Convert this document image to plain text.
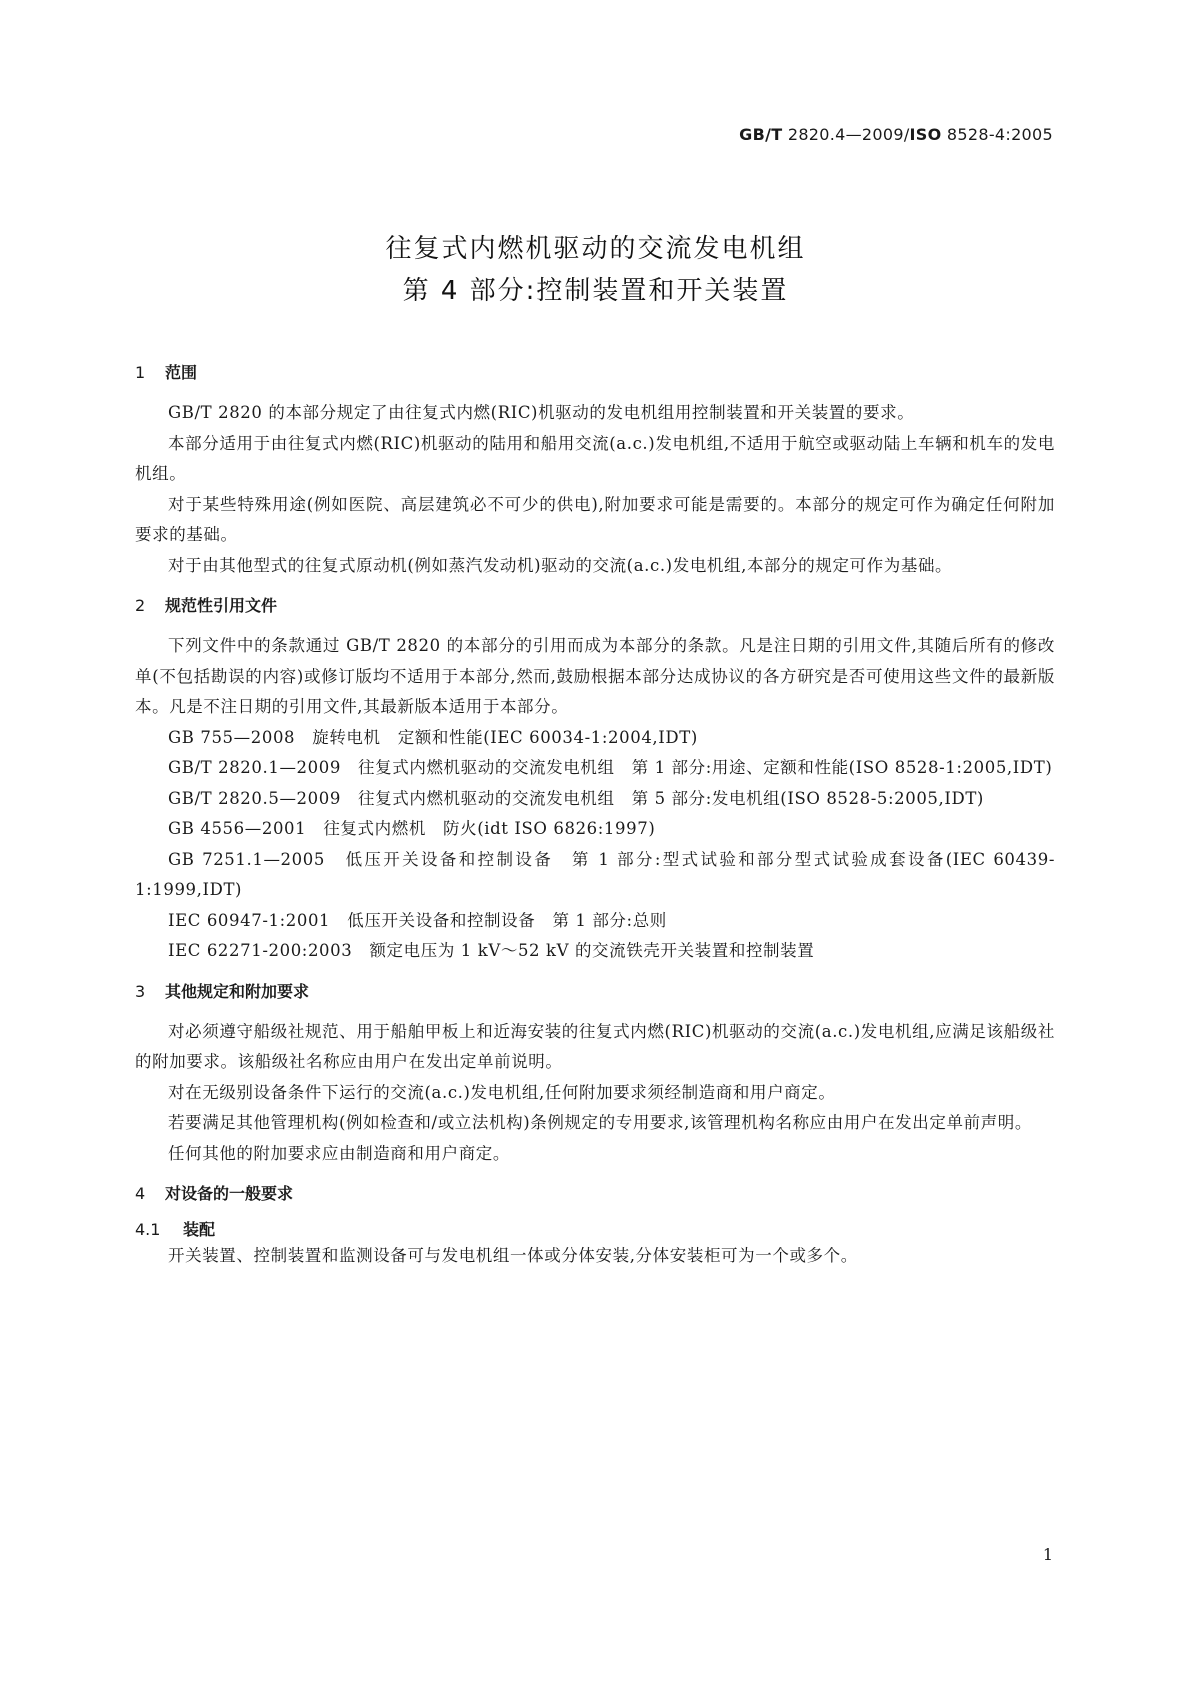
GB/T 2820.4—2009/ISO 8528-4:2005
往复式内燃机驱动的交流发电机组
第 4 部分:控制装置和开关装置
1 范围

GB/T 2820 的本部分规定了由往复式内燃(RIC)机驱动的发电机组用控制装置和开关装置的要求。

本部分适用于由往复式内燃(RIC)机驱动的陆用和船用交流(a.c.)发电机组,不适用于航空或驱动陆上车辆和机车的发电机组。

对于某些特殊用途(例如医院、高层建筑必不可少的供电),附加要求可能是需要的。本部分的规定可作为确定任何附加要求的基础。

对于由其他型式的往复式原动机(例如蒸汽发动机)驱动的交流(a.c.)发电机组,本部分的规定可作为基础。

2 规范性引用文件

下列文件中的条款通过 GB/T 2820 的本部分的引用而成为本部分的条款。凡是注日期的引用文件,其随后所有的修改单(不包括勘误的内容)或修订版均不适用于本部分,然而,鼓励根据本部分达成协议的各方研究是否可使用这些文件的最新版本。凡是不注日期的引用文件,其最新版本适用于本部分。

GB 755—2008　旋转电机　定额和性能(IEC 60034-1:2004,IDT)

GB/T 2820.1—2009　往复式内燃机驱动的交流发电机组　第 1 部分:用途、定额和性能(ISO 8528-1:2005,IDT)

GB/T 2820.5—2009　往复式内燃机驱动的交流发电机组　第 5 部分:发电机组(ISO 8528-5:2005,IDT)

GB 4556—2001　往复式内燃机　防火(idt ISO 6826:1997)

GB 7251.1—2005　低压开关设备和控制设备　第 1 部分:型式试验和部分型式试验成套设备(IEC 60439-1:1999,IDT)

IEC 60947-1:2001　低压开关设备和控制设备　第 1 部分:总则

IEC 62271-200:2003　额定电压为 1 kV～52 kV 的交流铁壳开关装置和控制装置

3 其他规定和附加要求

对必须遵守船级社规范、用于船舶甲板上和近海安装的往复式内燃(RIC)机驱动的交流(a.c.)发电机组,应满足该船级社的附加要求。该船级社名称应由用户在发出定单前说明。

对在无级别设备条件下运行的交流(a.c.)发电机组,任何附加要求须经制造商和用户商定。

若要满足其他管理机构(例如检查和/或立法机构)条例规定的专用要求,该管理机构名称应由用户在发出定单前声明。

任何其他的附加要求应由制造商和用户商定。

4 对设备的一般要求
4.1 装配

开关装置、控制装置和监测设备可与发电机组一体或分体安装,分体安装柜可为一个或多个。

1
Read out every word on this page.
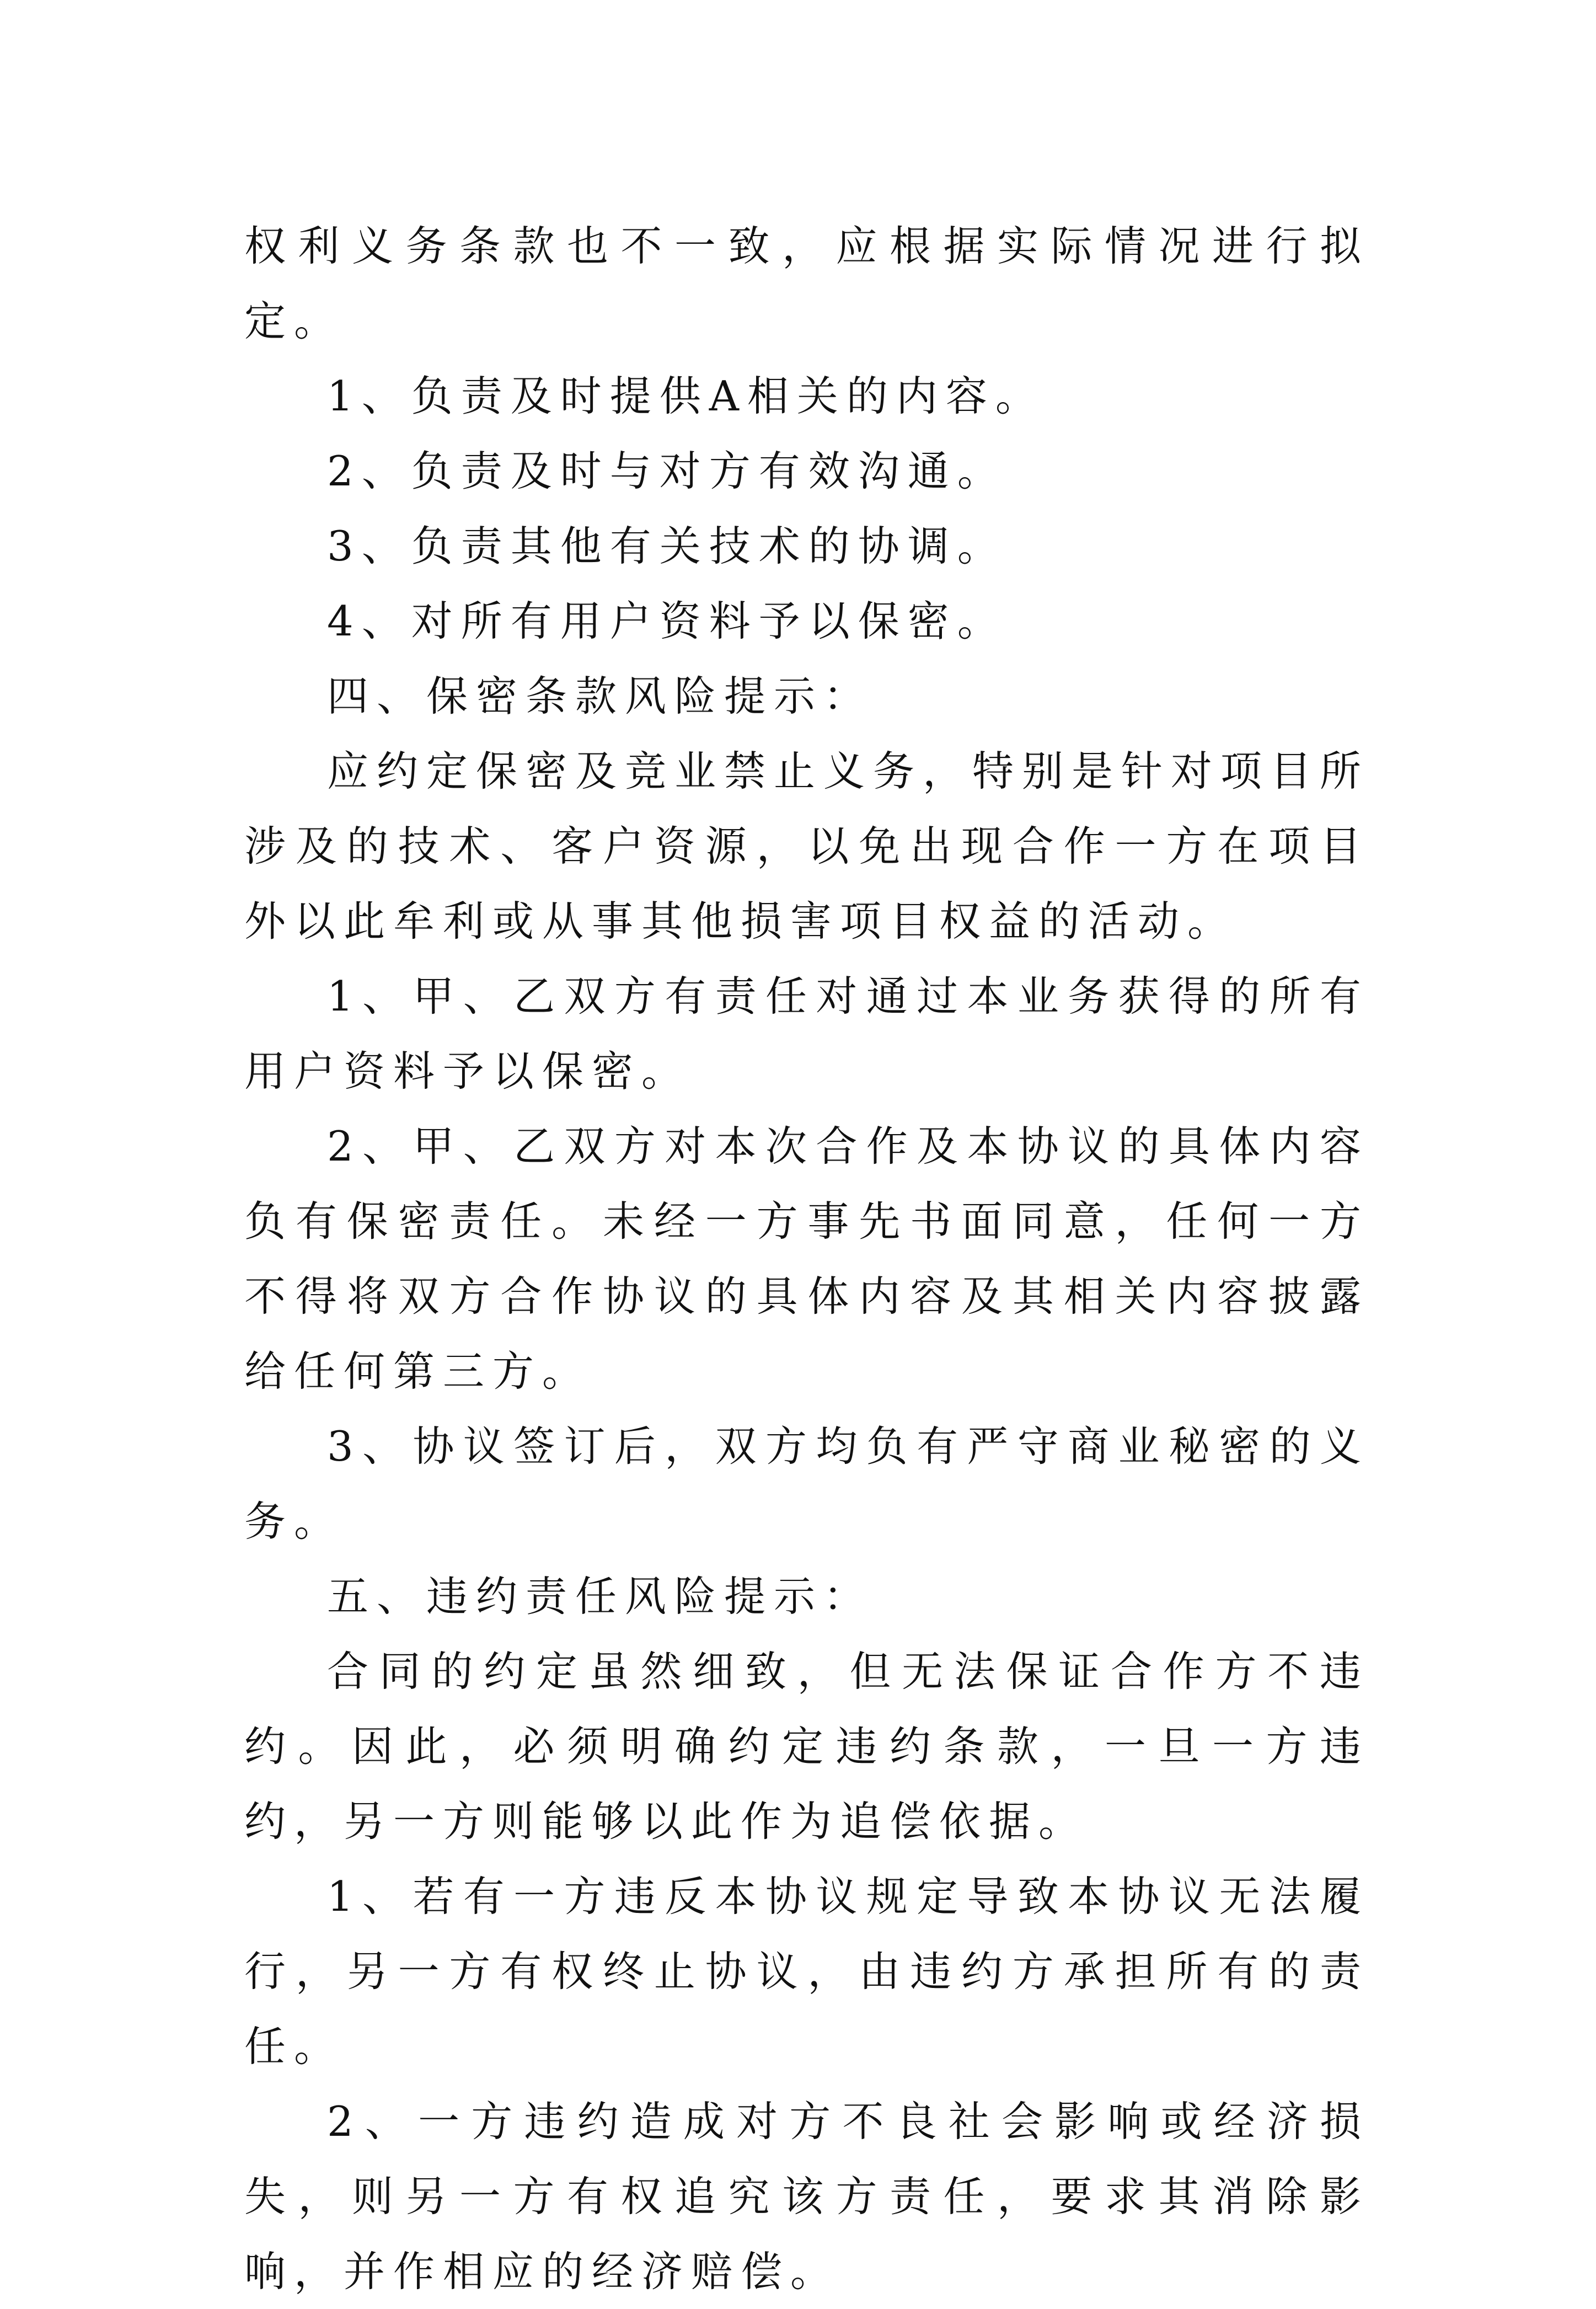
权利义务条款也不一致，应根据实际情况进行拟定。

1、负责及时提供A相关的内容。

2、负责及时与对方有效沟通。

3、负责其他有关技术的协调。

4、对所有用户资料予以保密。

四、保密条款风险提示：

应约定保密及竞业禁止义务，特别是针对项目所涉及的技术、客户资源，以免出现合作一方在项目外以此牟利或从事其他损害项目权益的活动。

1、甲、乙双方有责任对通过本业务获得的所有用户资料予以保密。

2、甲、乙双方对本次合作及本协议的具体内容负有保密责任。未经一方事先书面同意，任何一方不得将双方合作协议的具体内容及其相关内容披露给任何第三方。

3、协议签订后，双方均负有严守商业秘密的义务。

五、违约责任风险提示：

合同的约定虽然细致，但无法保证合作方不违约。因此，必须明确约定违约条款，一旦一方违约，另一方则能够以此作为追偿依据。

1、若有一方违反本协议规定导致本协议无法履行，另一方有权终止协议，由违约方承担所有的责任。

2、一方违约造成对方不良社会影响或经济损失，则另一方有权追究该方责任，要求其消除影响，并作相应的经济赔偿。
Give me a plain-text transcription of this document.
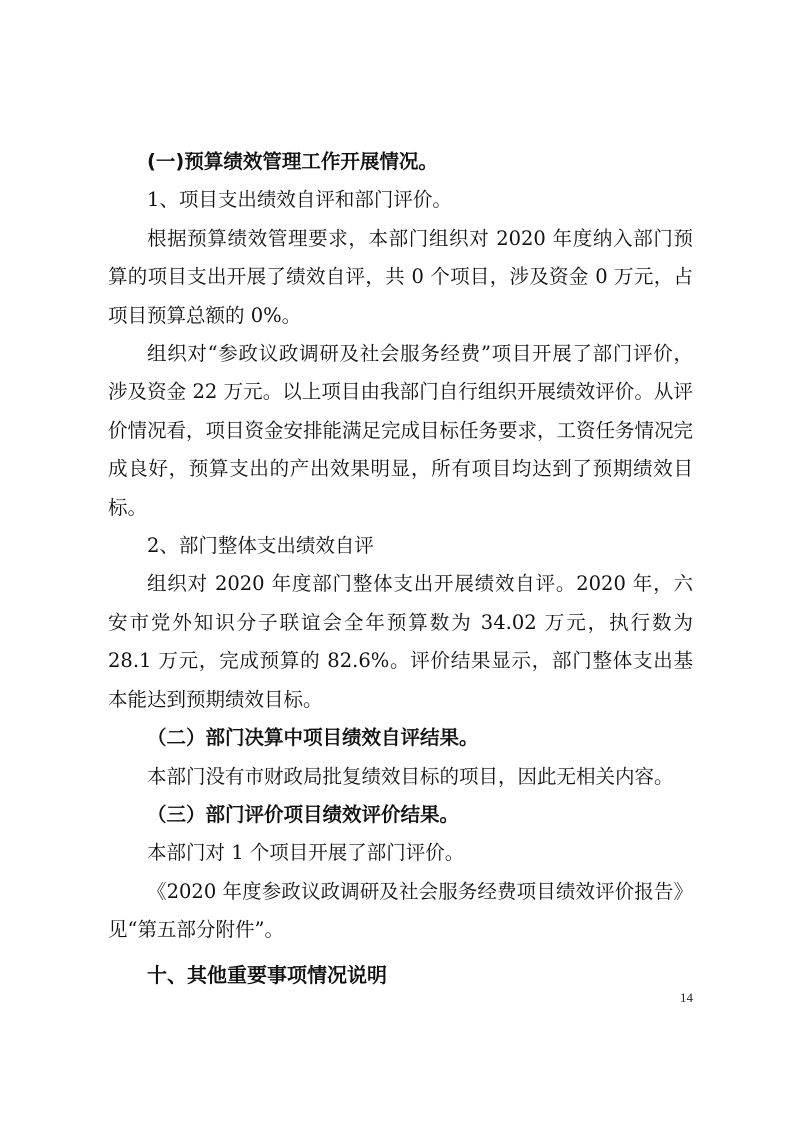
(一)预算绩效管理工作开展情况。

1、项目支出绩效自评和部门评价。

根据预算绩效管理要求，本部门组织对 2020 年度纳入部门预算的项目支出开展了绩效自评，共 0 个项目，涉及资金 0 万元，占项目预算总额的 0%。

组织对“参政议政调研及社会服务经费”项目开展了部门评价，涉及资金 22 万元。以上项目由我部门自行组织开展绩效评价。从评价情况看，项目资金安排能满足完成目标任务要求，工资任务情况完成良好，预算支出的产出效果明显，所有项目均达到了预期绩效目标。

2、部门整体支出绩效自评

组织对 2020 年度部门整体支出开展绩效自评。2020 年，六安市党外知识分子联谊会全年预算数为 34.02 万元，执行数为 28.1 万元，完成预算的 82.6%。评价结果显示，部门整体支出基本能达到预期绩效目标。

（二）部门决算中项目绩效自评结果。

本部门没有市财政局批复绩效目标的项目，因此无相关内容。

（三）部门评价项目绩效评价结果。

本部门对 1 个项目开展了部门评价。

《2020 年度参政议政调研及社会服务经费项目绩效评价报告》见“第五部分附件”。

十、其他重要事项情况说明

14
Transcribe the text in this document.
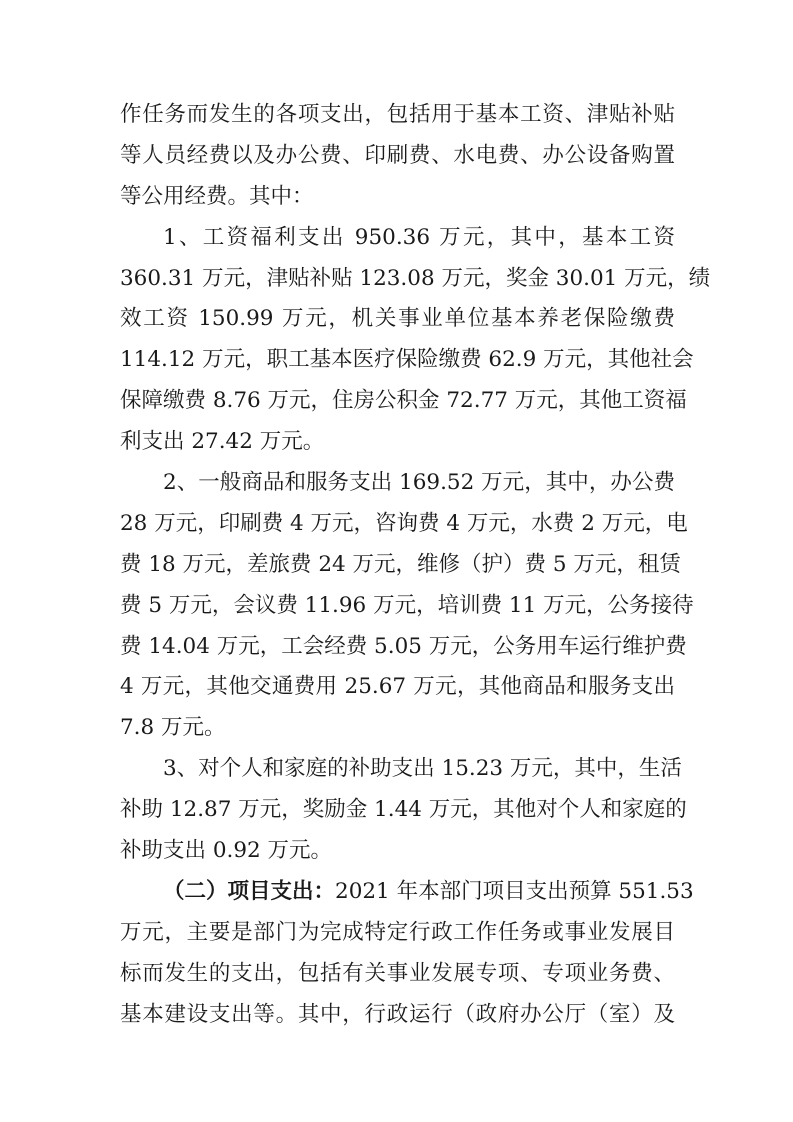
作任务而发生的各项支出，包括用于基本工资、津贴补贴
等人员经费以及办公费、印刷费、水电费、办公设备购置
等公用经费。其中：
1、工资福利支出 950.36 万元，其中，基本工资
360.31 万元，津贴补贴 123.08 万元，奖金 30.01 万元，绩
效工资 150.99 万元，机关事业单位基本养老保险缴费
114.12 万元，职工基本医疗保险缴费 62.9 万元，其他社会
保障缴费 8.76 万元，住房公积金 72.77 万元，其他工资福
利支出 27.42 万元。
2、一般商品和服务支出 169.52 万元，其中，办公费
28 万元，印刷费 4 万元，咨询费 4 万元，水费 2 万元，电
费 18 万元，差旅费 24 万元，维修（护）费 5 万元，租赁
费 5 万元，会议费 11.96 万元，培训费 11 万元，公务接待
费 14.04 万元，工会经费 5.05 万元，公务用车运行维护费
4 万元，其他交通费用 25.67 万元，其他商品和服务支出
7.8 万元。
3、对个人和家庭的补助支出 15.23 万元，其中，生活
补助 12.87 万元，奖励金 1.44 万元，其他对个人和家庭的
补助支出 0.92 万元。
（二）项目支出：2021 年本部门项目支出预算 551.53
万元，主要是部门为完成特定行政工作任务或事业发展目
标而发生的支出，包括有关事业发展专项、专项业务费、
基本建设支出等。其中，行政运行（政府办公厅（室）及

Written request: Extract the run of lines from the line holding "Transcribe the text in this document." through the final line of the material above, exactly and inclusively. Leave the pictures behind.

Answer to the problem:
Transcribe the text in this document.
作任务而发生的各项支出，包括用于基本工资、津贴补贴
等人员经费以及办公费、印刷费、水电费、办公设备购置
等公用经费。其中：
1、工资福利支出 950.36 万元，其中，基本工资
360.31 万元，津贴补贴 123.08 万元，奖金 30.01 万元，绩
效工资 150.99 万元，机关事业单位基本养老保险缴费
114.12 万元，职工基本医疗保险缴费 62.9 万元，其他社会
保障缴费 8.76 万元，住房公积金 72.77 万元，其他工资福
利支出 27.42 万元。
2、一般商品和服务支出 169.52 万元，其中，办公费
28 万元，印刷费 4 万元，咨询费 4 万元，水费 2 万元，电
费 18 万元，差旅费 24 万元，维修（护）费 5 万元，租赁
费 5 万元，会议费 11.96 万元，培训费 11 万元，公务接待
费 14.04 万元，工会经费 5.05 万元，公务用车运行维护费
4 万元，其他交通费用 25.67 万元，其他商品和服务支出
7.8 万元。
3、对个人和家庭的补助支出 15.23 万元，其中，生活
补助 12.87 万元，奖励金 1.44 万元，其他对个人和家庭的
补助支出 0.92 万元。
（二）项目支出：2021 年本部门项目支出预算 551.53
万元，主要是部门为完成特定行政工作任务或事业发展目
标而发生的支出，包括有关事业发展专项、专项业务费、
基本建设支出等。其中，行政运行（政府办公厅（室）及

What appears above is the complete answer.